++++ EXTRACTED RECORDS ++++

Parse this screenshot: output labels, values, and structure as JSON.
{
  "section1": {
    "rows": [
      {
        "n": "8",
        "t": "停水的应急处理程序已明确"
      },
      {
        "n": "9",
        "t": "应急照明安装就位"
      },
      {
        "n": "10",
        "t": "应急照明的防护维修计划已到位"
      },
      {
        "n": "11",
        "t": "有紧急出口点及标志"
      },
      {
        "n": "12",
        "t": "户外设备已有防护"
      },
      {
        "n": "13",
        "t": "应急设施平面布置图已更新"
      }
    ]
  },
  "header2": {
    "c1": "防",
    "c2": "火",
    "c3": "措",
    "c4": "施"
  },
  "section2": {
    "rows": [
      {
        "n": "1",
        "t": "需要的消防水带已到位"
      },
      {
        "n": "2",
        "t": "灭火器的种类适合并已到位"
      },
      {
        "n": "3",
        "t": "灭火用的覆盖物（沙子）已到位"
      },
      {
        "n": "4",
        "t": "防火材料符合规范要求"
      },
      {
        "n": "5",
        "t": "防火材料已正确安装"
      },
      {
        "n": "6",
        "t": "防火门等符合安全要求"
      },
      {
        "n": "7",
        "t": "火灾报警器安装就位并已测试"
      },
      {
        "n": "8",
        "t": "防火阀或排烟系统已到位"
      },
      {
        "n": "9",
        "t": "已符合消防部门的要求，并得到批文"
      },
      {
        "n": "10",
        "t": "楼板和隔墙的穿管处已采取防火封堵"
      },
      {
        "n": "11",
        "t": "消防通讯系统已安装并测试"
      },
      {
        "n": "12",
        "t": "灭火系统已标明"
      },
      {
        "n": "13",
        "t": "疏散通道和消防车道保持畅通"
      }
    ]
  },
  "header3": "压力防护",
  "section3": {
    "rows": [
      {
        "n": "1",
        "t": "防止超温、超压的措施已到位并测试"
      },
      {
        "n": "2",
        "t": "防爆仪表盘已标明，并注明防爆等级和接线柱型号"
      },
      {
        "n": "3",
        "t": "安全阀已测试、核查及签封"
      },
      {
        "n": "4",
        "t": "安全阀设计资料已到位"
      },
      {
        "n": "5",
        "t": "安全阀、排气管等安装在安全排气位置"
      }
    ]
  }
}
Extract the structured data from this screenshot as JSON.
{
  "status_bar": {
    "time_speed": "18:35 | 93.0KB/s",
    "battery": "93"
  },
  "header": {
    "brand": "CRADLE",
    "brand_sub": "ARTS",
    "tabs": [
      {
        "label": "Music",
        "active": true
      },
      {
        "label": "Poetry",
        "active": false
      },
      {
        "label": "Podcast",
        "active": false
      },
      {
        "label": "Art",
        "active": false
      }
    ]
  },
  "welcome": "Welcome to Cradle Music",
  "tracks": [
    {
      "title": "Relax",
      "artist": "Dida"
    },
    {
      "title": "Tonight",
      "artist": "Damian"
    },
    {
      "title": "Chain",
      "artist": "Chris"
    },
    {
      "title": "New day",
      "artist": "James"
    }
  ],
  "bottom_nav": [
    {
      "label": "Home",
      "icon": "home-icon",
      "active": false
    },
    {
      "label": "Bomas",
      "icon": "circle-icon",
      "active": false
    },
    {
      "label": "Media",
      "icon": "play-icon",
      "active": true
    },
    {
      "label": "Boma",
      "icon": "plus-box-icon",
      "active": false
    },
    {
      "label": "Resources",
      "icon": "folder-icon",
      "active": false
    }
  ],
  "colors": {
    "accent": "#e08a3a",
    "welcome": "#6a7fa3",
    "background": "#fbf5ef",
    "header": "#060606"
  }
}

++++

[WHAT IS ASKED] Return every record, word for word.

[RESPONSE TO THIS TASK]
Parse this screenshot: output labels, values, and structure as JSON.
{
  "section1": {
    "rows": [
      {
        "n": "8",
        "t": "停水的应急处理程序已明确"
      },
      {
        "n": "9",
        "t": "应急照明安装就位"
      },
      {
        "n": "10",
        "t": "应急照明的防护维修计划已到位"
      },
      {
        "n": "11",
        "t": "有紧急出口点及标志"
      },
      {
        "n": "12",
        "t": "户外设备已有防护"
      },
      {
        "n": "13",
        "t": "应急设施平面布置图已更新"
      }
    ]
  },
  "header2": {
    "c1": "防",
    "c2": "火",
    "c3": "措",
    "c4": "施"
  },
  "section2": {
    "rows": [
      {
        "n": "1",
        "t": "需要的消防水带已到位"
      },
      {
        "n": "2",
        "t": "灭火器的种类适合并已到位"
      },
      {
        "n": "3",
        "t": "灭火用的覆盖物（沙子）已到位"
      },
      {
        "n": "4",
        "t": "防火材料符合规范要求"
      },
      {
        "n": "5",
        "t": "防火材料已正确安装"
      },
      {
        "n": "6",
        "t": "防火门等符合安全要求"
      },
      {
        "n": "7",
        "t": "火灾报警器安装就位并已测试"
      },
      {
        "n": "8",
        "t": "防火阀或排烟系统已到位"
      },
      {
        "n": "9",
        "t": "已符合消防部门的要求，并得到批文"
      },
      {
        "n": "10",
        "t": "楼板和隔墙的穿管处已采取防火封堵"
      },
      {
        "n": "11",
        "t": "消防通讯系统已安装并测试"
      },
      {
        "n": "12",
        "t": "灭火系统已标明"
      },
      {
        "n": "13",
        "t": "疏散通道和消防车道保持畅通"
      }
    ]
  },
  "header3": "压力防护",
  "section3": {
    "rows": [
      {
        "n": "1",
        "t": "防止超温、超压的措施已到位并测试"
      },
      {
        "n": "2",
        "t": "防爆仪表盘已标明，并注明防爆等级和接线柱型号"
      },
      {
        "n": "3",
        "t": "安全阀已测试、核查及签封"
      },
      {
        "n": "4",
        "t": "安全阀设计资料已到位"
      },
      {
        "n": "5",
        "t": "安全阀、排气管等安装在安全排气位置"
      }
    ]
  }
}
Extract the structured data from this screenshot as JSON.
{
  "status_bar": {
    "time_speed": "18:35 | 93.0KB/s",
    "battery": "93"
  },
  "header": {
    "brand": "CRADLE",
    "brand_sub": "ARTS",
    "tabs": [
      {
        "label": "Music",
        "active": true
      },
      {
        "label": "Poetry",
        "active": false
      },
      {
        "label": "Podcast",
        "active": false
      },
      {
        "label": "Art",
        "active": false
      }
    ]
  },
  "welcome": "Welcome to Cradle Music",
  "tracks": [
    {
      "title": "Relax",
      "artist": "Dida"
    },
    {
      "title": "Tonight",
      "artist": "Damian"
    },
    {
      "title": "Chain",
      "artist": "Chris"
    },
    {
      "title": "New day",
      "artist": "James"
    }
  ],
  "bottom_nav": [
    {
      "label": "Home",
      "icon": "home-icon",
      "active": false
    },
    {
      "label": "Bomas",
      "icon": "circle-icon",
      "active": false
    },
    {
      "label": "Media",
      "icon": "play-icon",
      "active": true
    },
    {
      "label": "Boma",
      "icon": "plus-box-icon",
      "active": false
    },
    {
      "label": "Resources",
      "icon": "folder-icon",
      "active": false
    }
  ],
  "colors": {
    "accent": "#e08a3a",
    "welcome": "#6a7fa3",
    "background": "#fbf5ef",
    "header": "#060606"
  }
}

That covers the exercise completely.